Source material:
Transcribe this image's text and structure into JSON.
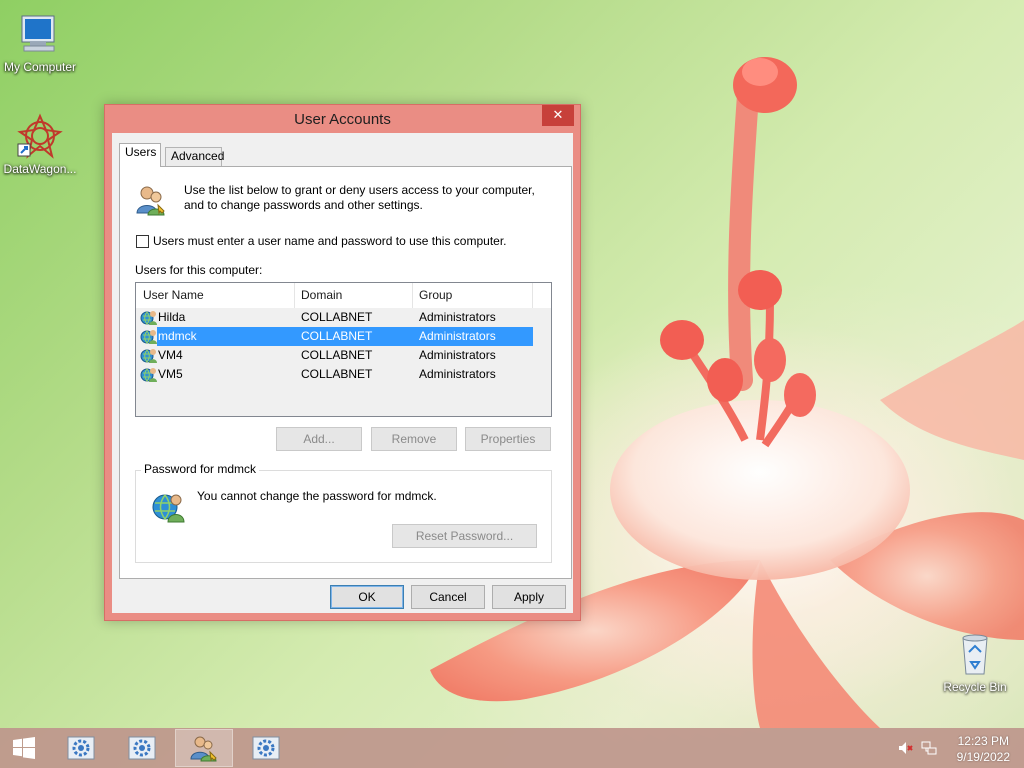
{
  "desktop": {
    "icons": [
      {
        "label": "My Computer",
        "icon": "computer-icon"
      },
      {
        "label": "DataWagon...",
        "icon": "datawagon-icon"
      },
      {
        "label": "Recycle Bin",
        "icon": "recycle-bin-icon"
      }
    ]
  },
  "dialog": {
    "title": "User Accounts",
    "close_label": "✕",
    "tabs": [
      {
        "label": "Users",
        "active": true
      },
      {
        "label": "Advanced",
        "active": false
      }
    ],
    "intro_text": "Use the list below to grant or deny users access to your computer, and to change passwords and other settings.",
    "checkbox": {
      "label": "Users must enter a user name and password to use this computer.",
      "checked": false
    },
    "users_label": "Users for this computer:",
    "columns": [
      "User Name",
      "Domain",
      "Group"
    ],
    "users": [
      {
        "name": "Hilda",
        "domain": "COLLABNET",
        "group": "Administrators",
        "selected": false
      },
      {
        "name": "mdmck",
        "domain": "COLLABNET",
        "group": "Administrators",
        "selected": true
      },
      {
        "name": "VM4",
        "domain": "COLLABNET",
        "group": "Administrators",
        "selected": false
      },
      {
        "name": "VM5",
        "domain": "COLLABNET",
        "group": "Administrators",
        "selected": false
      }
    ],
    "buttons": {
      "add": "Add...",
      "remove": "Remove",
      "properties": "Properties"
    },
    "password_group": {
      "title": "Password for mdmck",
      "message": "You cannot change the password for mdmck.",
      "reset_label": "Reset Password..."
    },
    "footer": {
      "ok": "OK",
      "cancel": "Cancel",
      "apply": "Apply"
    }
  },
  "taskbar": {
    "items": [
      {
        "icon": "settings-gear-icon",
        "active": false
      },
      {
        "icon": "settings-gear-icon",
        "active": false
      },
      {
        "icon": "user-accounts-icon",
        "active": true
      },
      {
        "icon": "settings-gear-icon",
        "active": false
      }
    ],
    "clock": {
      "time": "12:23 PM",
      "date": "9/19/2022"
    }
  },
  "colors": {
    "selection": "#3399ff",
    "titlebar": "#ea8d84",
    "close_button": "#c7403a"
  }
}
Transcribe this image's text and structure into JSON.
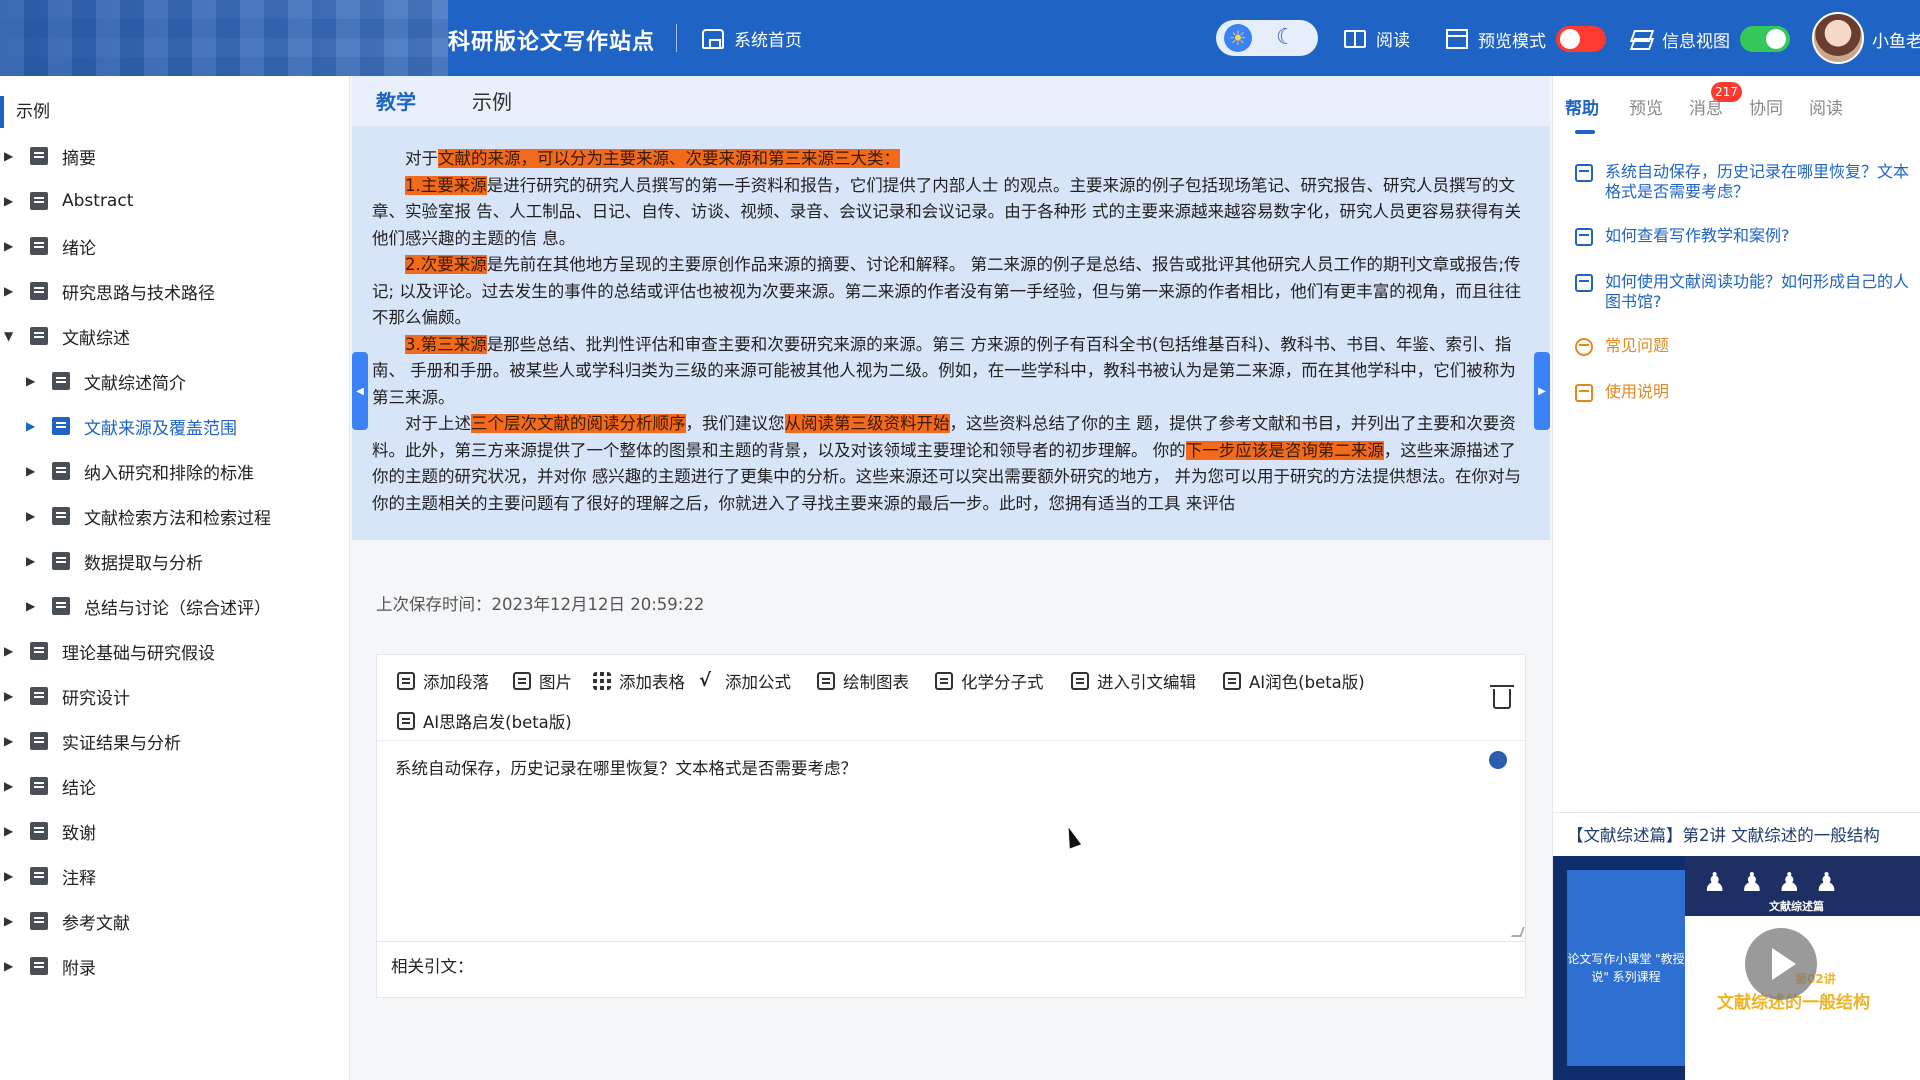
{
  "header": {
    "site_title": "科研版论文写作站点",
    "home": "系统首页",
    "read": "阅读",
    "preview_mode": "预览模式",
    "info_view": "信息视图",
    "user_name": "小鱼老",
    "preview_switch_on": false,
    "info_switch_on": true
  },
  "sidebar": {
    "root": "示例",
    "items": [
      {
        "label": "摘要",
        "level": 0,
        "expanded": false
      },
      {
        "label": "Abstract",
        "level": 0,
        "expanded": false
      },
      {
        "label": "绪论",
        "level": 0,
        "expanded": false
      },
      {
        "label": "研究思路与技术路径",
        "level": 0,
        "expanded": false
      },
      {
        "label": "文献综述",
        "level": 0,
        "expanded": true
      },
      {
        "label": "文献综述简介",
        "level": 1,
        "expanded": false
      },
      {
        "label": "文献来源及覆盖范围",
        "level": 1,
        "expanded": false,
        "active": true
      },
      {
        "label": "纳入研究和排除的标准",
        "level": 1,
        "expanded": false
      },
      {
        "label": "文献检索方法和检索过程",
        "level": 1,
        "expanded": false
      },
      {
        "label": "数据提取与分析",
        "level": 1,
        "expanded": false
      },
      {
        "label": "总结与讨论（综合述评）",
        "level": 1,
        "expanded": false
      },
      {
        "label": "理论基础与研究假设",
        "level": 0,
        "expanded": false
      },
      {
        "label": "研究设计",
        "level": 0,
        "expanded": false
      },
      {
        "label": "实证结果与分析",
        "level": 0,
        "expanded": false
      },
      {
        "label": "结论",
        "level": 0,
        "expanded": false
      },
      {
        "label": "致谢",
        "level": 0,
        "expanded": false
      },
      {
        "label": "注释",
        "level": 0,
        "expanded": false
      },
      {
        "label": "参考文献",
        "level": 0,
        "expanded": false
      },
      {
        "label": "附录",
        "level": 0,
        "expanded": false
      }
    ]
  },
  "center_tabs": [
    "教学",
    "示例"
  ],
  "reading": {
    "p1": {
      "t1": "对于",
      "h1": "文献的来源，可以分为主要来源、次要来源和第三来源三大类："
    },
    "p2": {
      "h1": "1.主要来源",
      "t1": "是进行研究的研究人员撰写的第一手资料和报告，它们提供了内部人士 的观点。主要来源的例子包括现场笔记、研究报告、研究人员撰写的文章、实验室报 告、人工制品、日记、自传、访谈、视频、录音、会议记录和会议记录。由于各种形 式的主要来源越来越容易数字化，研究人员更容易获得有关他们感兴趣的主题的信 息。"
    },
    "p3": {
      "h1": "2.次要来源",
      "t1": "是先前在其他地方呈现的主要原创作品来源的摘要、讨论和解释。 第二来源的例子是总结、报告或批评其他研究人员工作的期刊文章或报告;传记; 以及评论。过去发生的事件的总结或评估也被视为次要来源。第二来源的作者没有第一手经验，但与第一来源的作者相比，他们有更丰富的视角，而且往往不那么偏颇。"
    },
    "p4": {
      "h1": "3.第三来源",
      "t1": "是那些总结、批判性评估和审查主要和次要研究来源的来源。第三 方来源的例子有百科全书(包括维基百科)、教科书、书目、年鉴、索引、指南、 手册和手册。被某些人或学科归类为三级的来源可能被其他人视为二级。例如，在一些学科中，教科书被认为是第二来源，而在其他学科中，它们被称为第三来源。"
    },
    "p5": {
      "t1": "对于上述",
      "h1": "三个层次文献的阅读分析顺序",
      "t2": "，我们建议您",
      "h2": "从阅读第三级资料开始",
      "t3": "，这些资料总结了你的主 题，提供了参考文献和书目，并列出了主要和次要资料。此外，第三方来源提供了一个整体的图景和主题的背景，以及对该领域主要理论和领导者的初步理解。 你的",
      "h3": "下一步应该是咨询第二来源",
      "t4": "，这些来源描述了你的主题的研究状况，并对你 感兴趣的主题进行了更集中的分析。这些来源还可以突出需要额外研究的地方， 并为您可以用于研究的方法提供想法。在你对与你的主题相关的主要问题有了很好的理解之后，你就进入了寻找主要来源的最后一步。此时，您拥有适当的工具 来评估"
    }
  },
  "save_time": "上次保存时间：2023年12月12日 20:59:22",
  "toolbar": [
    "添加段落",
    "图片",
    "添加表格",
    "添加公式",
    "绘制图表",
    "化学分子式",
    "进入引文编辑",
    "AI润色(beta版)",
    "AI思路启发(beta版)"
  ],
  "editor": {
    "content": "系统自动保存，历史记录在哪里恢复？文本格式是否需要考虑？",
    "related_label": "相关引文："
  },
  "right_panel": {
    "tabs": [
      "帮助",
      "预览",
      "消息",
      "协同",
      "阅读"
    ],
    "badge": "217",
    "help_links": [
      "系统自动保存，历史记录在哪里恢复？文本格式是否需要考虑？",
      "如何查看写作教学和案例?",
      "如何使用文献阅读功能？如何形成自己的人图书馆?",
      "常见问题",
      "使用说明"
    ],
    "video_title": "【文献综述篇】第2讲 文献综述的一般结构",
    "video": {
      "left_text": "论文写作小课堂 \"教授说\" 系列课程",
      "tag": "文献综述篇",
      "lecture": "第02讲",
      "subtitle": "文献综述的一般结构"
    }
  },
  "colors": {
    "brand": "#1f64c4",
    "highlight": "#f26b1d",
    "reading_bg": "#d8e5f8"
  }
}
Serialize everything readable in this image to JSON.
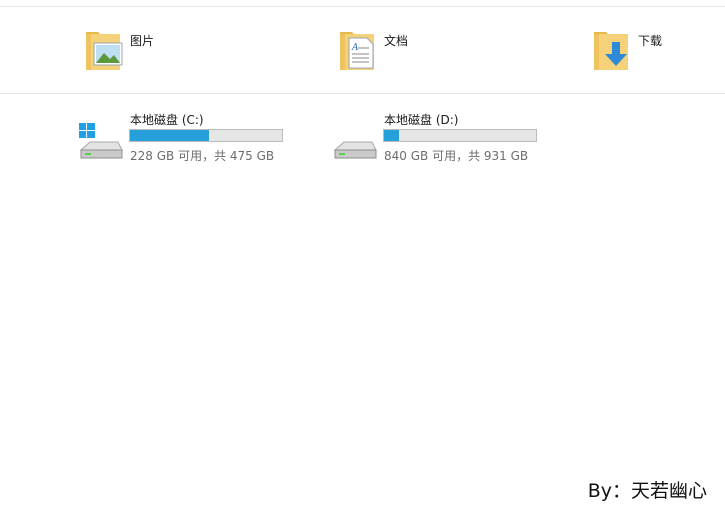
{
  "folders": [
    {
      "label": "图片",
      "icon": "pictures-folder-icon"
    },
    {
      "label": "文档",
      "icon": "documents-folder-icon"
    },
    {
      "label": "下载",
      "icon": "downloads-folder-icon"
    }
  ],
  "drives": [
    {
      "name": "本地磁盘 (C:)",
      "space": "228 GB 可用，共 475 GB",
      "used_fraction": 0.52,
      "icon": "windows-drive-icon"
    },
    {
      "name": "本地磁盘 (D:)",
      "space": "840 GB 可用，共 931 GB",
      "used_fraction": 0.1,
      "icon": "hard-drive-icon"
    }
  ],
  "colors": {
    "accent": "#26a0da",
    "bar_track": "#e6e6e6",
    "folder": "#f5d27a",
    "windows_logo": "#1fa0e4"
  },
  "watermark": "By：天若幽心"
}
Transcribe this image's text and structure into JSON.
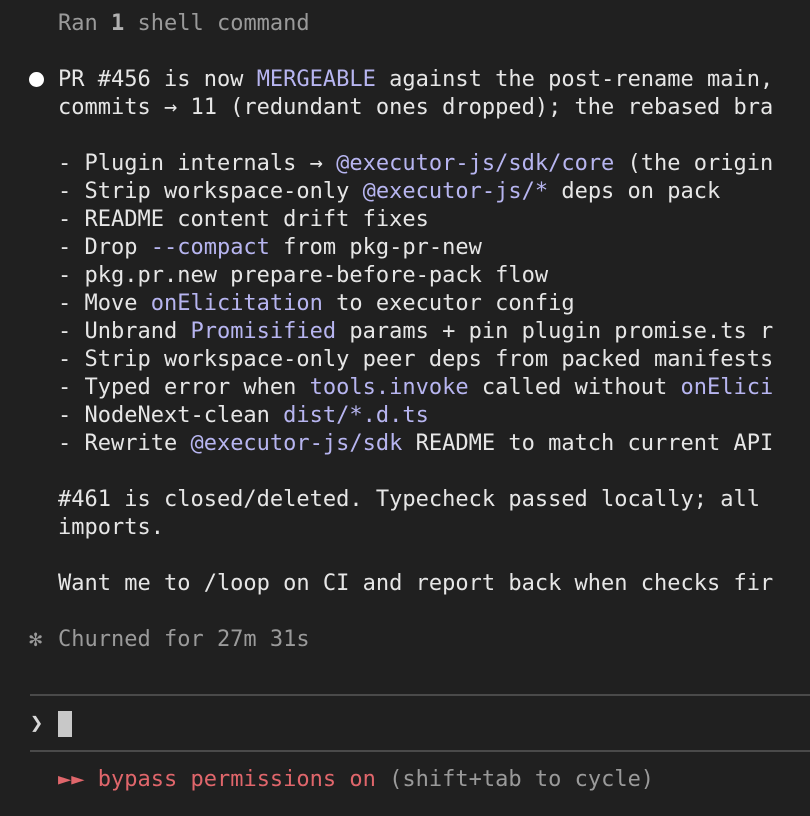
{
  "header": {
    "ran_prefix": "Ran ",
    "ran_count": "1",
    "ran_suffix": " shell command"
  },
  "message": {
    "line1_a": "PR #456 is now ",
    "line1_b": "MERGEABLE",
    "line1_c": " against the post-rename main,",
    "line2": "commits → 11 (redundant ones dropped); the rebased bra",
    "items": [
      {
        "a": "- Plugin internals → ",
        "b": "@executor-js/sdk/core",
        "c": " (the origin"
      },
      {
        "a": "- Strip workspace-only ",
        "b": "@executor-js/*",
        "c": " deps on pack"
      },
      {
        "a": "- README content drift fixes",
        "b": "",
        "c": ""
      },
      {
        "a": "- Drop ",
        "b": "--compact",
        "c": " from pkg-pr-new"
      },
      {
        "a": "- pkg.pr.new prepare-before-pack flow",
        "b": "",
        "c": ""
      },
      {
        "a": "- Move ",
        "b": "onElicitation",
        "c": " to executor config"
      },
      {
        "a": "- Unbrand ",
        "b": "Promisified",
        "c": " params + pin plugin promise.ts r"
      },
      {
        "a": "- Strip workspace-only peer deps from packed manifests",
        "b": "",
        "c": ""
      },
      {
        "a": "- Typed error when ",
        "b": "tools.invoke",
        "c": " called without ",
        "d": "onElici"
      },
      {
        "a": "- NodeNext-clean ",
        "b": "dist/*.d.ts",
        "c": ""
      },
      {
        "a": "- Rewrite ",
        "b": "@executor-js/sdk",
        "c": " README to match current API"
      }
    ],
    "closing1": "#461 is closed/deleted. Typecheck passed locally; all",
    "closing2": "imports.",
    "question": "Want me to /loop on CI and report back when checks fir"
  },
  "status": {
    "gear_symbol": "✻",
    "churned": "Churned for 27m 31s"
  },
  "prompt": {
    "chevron": "❯"
  },
  "footer": {
    "arrows": "►► ",
    "bypass": "bypass permissions on",
    "hint": " (shift+tab to cycle)"
  }
}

Given problem:
Review the preceding data and report every line that includes the string "executor".

Full solution:
        "b": "@executor-js/sdk/core",
        "b": "@executor-js/*",
        "c": " to executor config"
        "b": "@executor-js/sdk",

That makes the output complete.